*DATASET EXCERPTS*.
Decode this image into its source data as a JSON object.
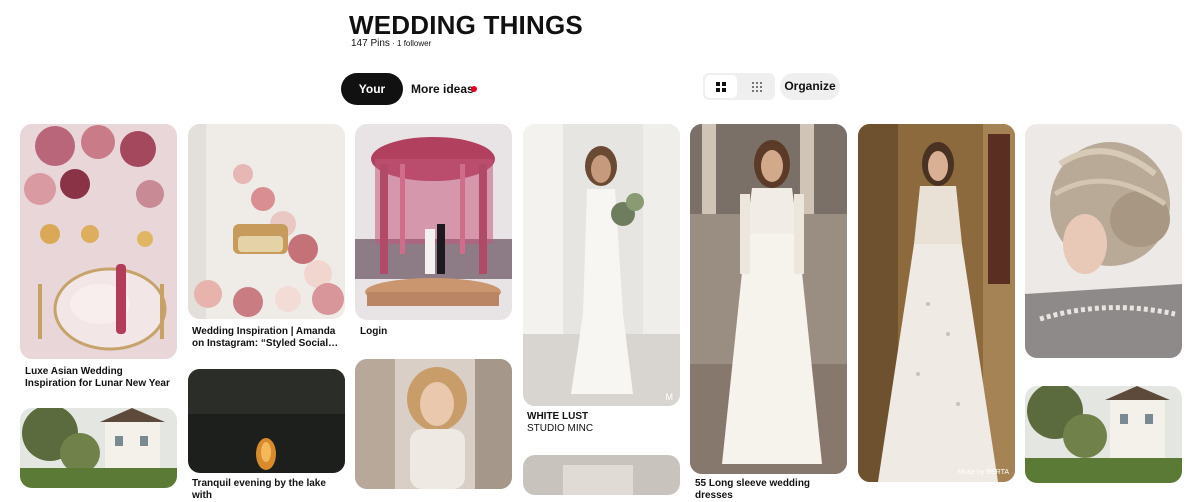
{
  "board": {
    "title": "WEDDING THINGS",
    "pins_count": "147 Pins",
    "separator": " · ",
    "followers": "1 follower"
  },
  "tabs": {
    "your_pins": "Your Pins",
    "more_ideas": "More ideas"
  },
  "toolbar": {
    "organize_label": "Organize",
    "view_default_icon": "grid-4-icon",
    "view_dense_icon": "grid-9-icon"
  },
  "colors": {
    "accent": "#e60023",
    "active_pill": "#111111",
    "control_bg": "#efefef"
  },
  "pins": [
    {
      "title": "Luxe Asian Wedding Inspiration for Lunar New Year"
    },
    {
      "title": "Wedding Inspiration | Amanda on Instagram: “Styled Social…"
    },
    {
      "title": "Login"
    },
    {
      "title": "WHITE LUST",
      "subtitle": "STUDIO MINC",
      "watermark": "M"
    },
    {
      "title": "55 Long sleeve wedding dresses"
    },
    {
      "watermark": "Muse by BERTA"
    },
    {
      "title": "Tranquil evening by the lake with"
    }
  ]
}
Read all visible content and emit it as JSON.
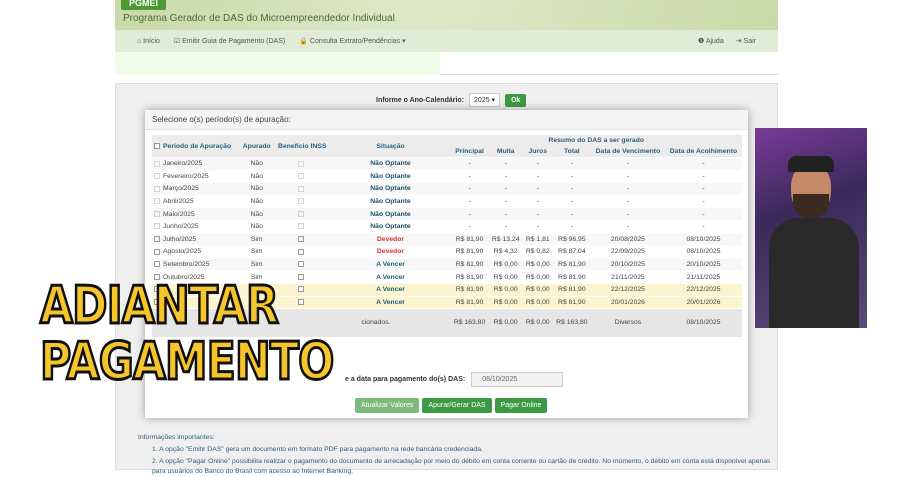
{
  "header": {
    "logo": "PGMEI",
    "title": "Programa Gerador de DAS do Microempreendedor Individual"
  },
  "nav": {
    "inicio": "⌂ Início",
    "emitir": "☑ Emitir Guia de Pagamento (DAS)",
    "consulta": "🔒 Consulta Extrato/Pendências ▾",
    "ajuda": "❶ Ajuda",
    "sair": "⇥ Sair"
  },
  "year": {
    "label": "Informe o Ano-Calendário:",
    "value": "2025 ▾",
    "ok": "Ok"
  },
  "modal": {
    "title": "Selecione o(s) período(s) de apuração:",
    "headers": {
      "periodo": "Período de Apuração",
      "apurado": "Apurado",
      "beneficio": "Benefício INSS",
      "situacao": "Situação",
      "resumo": "Resumo do DAS a ser gerado",
      "principal": "Principal",
      "multa": "Multa",
      "juros": "Juros",
      "total": "Total",
      "vencimento": "Data de Vencimento",
      "acolhimento": "Data de Acolhimento"
    },
    "rows": [
      {
        "periodo": "Janeiro/2025",
        "apurado": "Não",
        "situacao": "Não Optante",
        "principal": "-",
        "multa": "-",
        "juros": "-",
        "total": "-",
        "venc": "-",
        "acol": "-"
      },
      {
        "periodo": "Fevereiro/2025",
        "apurado": "Não",
        "situacao": "Não Optante",
        "principal": "-",
        "multa": "-",
        "juros": "-",
        "total": "-",
        "venc": "-",
        "acol": "-"
      },
      {
        "periodo": "Março/2025",
        "apurado": "Não",
        "situacao": "Não Optante",
        "principal": "-",
        "multa": "-",
        "juros": "-",
        "total": "-",
        "venc": "-",
        "acol": "-"
      },
      {
        "periodo": "Abril/2025",
        "apurado": "Não",
        "situacao": "Não Optante",
        "principal": "-",
        "multa": "-",
        "juros": "-",
        "total": "-",
        "venc": "-",
        "acol": "-"
      },
      {
        "periodo": "Maio/2025",
        "apurado": "Não",
        "situacao": "Não Optante",
        "principal": "-",
        "multa": "-",
        "juros": "-",
        "total": "-",
        "venc": "-",
        "acol": "-"
      },
      {
        "periodo": "Junho/2025",
        "apurado": "Não",
        "situacao": "Não Optante",
        "principal": "-",
        "multa": "-",
        "juros": "-",
        "total": "-",
        "venc": "-",
        "acol": "-"
      },
      {
        "periodo": "Julho/2025",
        "apurado": "Sim",
        "situacao": "Devedor",
        "principal": "R$ 81,90",
        "multa": "R$ 13,24",
        "juros": "R$ 1,81",
        "total": "R$ 96,95",
        "venc": "20/08/2025",
        "acol": "08/10/2025"
      },
      {
        "periodo": "Agosto/2025",
        "apurado": "Sim",
        "situacao": "Devedor",
        "principal": "R$ 81,90",
        "multa": "R$ 4,32",
        "juros": "R$ 0,82",
        "total": "R$ 87,04",
        "venc": "22/09/2025",
        "acol": "08/10/2025"
      },
      {
        "periodo": "Setembro/2025",
        "apurado": "Sim",
        "situacao": "A Vencer",
        "principal": "R$ 81,90",
        "multa": "R$ 0,00",
        "juros": "R$ 0,00",
        "total": "R$ 81,90",
        "venc": "20/10/2025",
        "acol": "20/10/2025"
      },
      {
        "periodo": "Outubro/2025",
        "apurado": "Sim",
        "situacao": "A Vencer",
        "principal": "R$ 81,90",
        "multa": "R$ 0,00",
        "juros": "R$ 0,00",
        "total": "R$ 81,90",
        "venc": "21/11/2025",
        "acol": "21/11/2025"
      },
      {
        "periodo": "",
        "apurado": "",
        "situacao": "A Vencer",
        "principal": "R$ 81,90",
        "multa": "R$ 0,00",
        "juros": "R$ 0,00",
        "total": "R$ 81,90",
        "venc": "22/12/2025",
        "acol": "22/12/2025"
      },
      {
        "periodo": "",
        "apurado": "",
        "situacao": "A Vencer",
        "principal": "R$ 81,90",
        "multa": "R$ 0,00",
        "juros": "R$ 0,00",
        "total": "R$ 81,90",
        "venc": "20/01/2026",
        "acol": "20/01/2026"
      }
    ],
    "totals": {
      "label": "cionados.",
      "principal": "R$ 163,80",
      "multa": "R$ 0,00",
      "juros": "R$ 0,00",
      "total": "R$ 163,80",
      "venc": "Diversos",
      "acol": "08/10/2025"
    },
    "date_label": "e a data para pagamento do(s) DAS:",
    "date_value": "08/10/2025",
    "buttons": {
      "atualizar": "Atualizar Valores",
      "apurar": "Apurar/Gerar DAS",
      "pagar": "Pagar Online"
    }
  },
  "info": {
    "title": "Informações importantes:",
    "items": [
      "1. A opção \"Emitir DAS\" gera um documento em formato PDF para pagamento na rede bancária credenciada.",
      "2. A opção \"Pagar Online\" possibilita realizar o pagamento do documento de arrecadação por meio do débito em conta corrente ou cartão de crédito. No momento, o débito em conta está disponível apenas para usuários do Banco do Brasil com acesso ao Internet Banking."
    ]
  },
  "overlay": {
    "line1": "ADIANTAR",
    "line2": "PAGAMENTO"
  }
}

*THE PROBLEM*. Filter the listing above by the word "opção"; copy each line that passes.

*SOLUTION FOR THIS TASK*.
      "1. A opção \"Emitir DAS\" gera um documento em formato PDF para pagamento na rede bancária credenciada.",
      "2. A opção \"Pagar Online\" possibilita realizar o pagamento do documento de arrecadação por meio do débito em conta corrente ou cartão de crédito. No momento, o débito em conta está disponível apenas para usuários do Banco do Brasil com acesso ao Internet Banking."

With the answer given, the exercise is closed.